• [Request]: Using the entries that follow, collect the lines where the word "color" appears.

• [Exercise materials]:
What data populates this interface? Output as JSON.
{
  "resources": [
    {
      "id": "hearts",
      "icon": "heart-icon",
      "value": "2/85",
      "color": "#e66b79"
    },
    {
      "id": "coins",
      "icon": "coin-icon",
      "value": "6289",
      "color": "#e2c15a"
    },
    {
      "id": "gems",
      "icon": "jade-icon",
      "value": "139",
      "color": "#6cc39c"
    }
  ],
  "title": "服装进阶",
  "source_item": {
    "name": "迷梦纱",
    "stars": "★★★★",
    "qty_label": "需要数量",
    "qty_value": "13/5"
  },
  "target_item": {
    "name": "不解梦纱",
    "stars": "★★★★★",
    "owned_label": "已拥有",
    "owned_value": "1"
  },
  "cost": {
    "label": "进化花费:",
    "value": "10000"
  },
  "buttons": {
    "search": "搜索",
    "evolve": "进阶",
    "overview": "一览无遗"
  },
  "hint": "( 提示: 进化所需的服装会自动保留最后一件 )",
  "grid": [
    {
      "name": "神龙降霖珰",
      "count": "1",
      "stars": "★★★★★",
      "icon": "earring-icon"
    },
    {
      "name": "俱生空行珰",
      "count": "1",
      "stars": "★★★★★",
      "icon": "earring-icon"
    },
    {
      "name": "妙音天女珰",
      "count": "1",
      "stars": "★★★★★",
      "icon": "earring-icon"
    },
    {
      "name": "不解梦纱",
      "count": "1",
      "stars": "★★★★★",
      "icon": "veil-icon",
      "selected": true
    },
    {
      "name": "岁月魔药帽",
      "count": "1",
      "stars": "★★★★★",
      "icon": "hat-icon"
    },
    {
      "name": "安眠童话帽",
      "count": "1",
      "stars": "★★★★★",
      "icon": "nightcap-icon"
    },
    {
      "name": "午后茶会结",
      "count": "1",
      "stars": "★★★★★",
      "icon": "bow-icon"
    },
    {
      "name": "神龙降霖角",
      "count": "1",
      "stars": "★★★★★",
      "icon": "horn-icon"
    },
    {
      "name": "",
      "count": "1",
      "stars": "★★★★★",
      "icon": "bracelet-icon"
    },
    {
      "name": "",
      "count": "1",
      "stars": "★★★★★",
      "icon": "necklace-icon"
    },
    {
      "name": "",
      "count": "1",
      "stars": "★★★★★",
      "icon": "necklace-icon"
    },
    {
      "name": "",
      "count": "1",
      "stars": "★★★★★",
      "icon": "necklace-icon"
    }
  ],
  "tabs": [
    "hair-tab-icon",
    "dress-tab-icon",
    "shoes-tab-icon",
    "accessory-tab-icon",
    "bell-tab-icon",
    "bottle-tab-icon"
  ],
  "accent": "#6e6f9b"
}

• [Answer to this problem]:
      "color": "#e66b79"
      "color": "#e2c15a"
      "color": "#6cc39c"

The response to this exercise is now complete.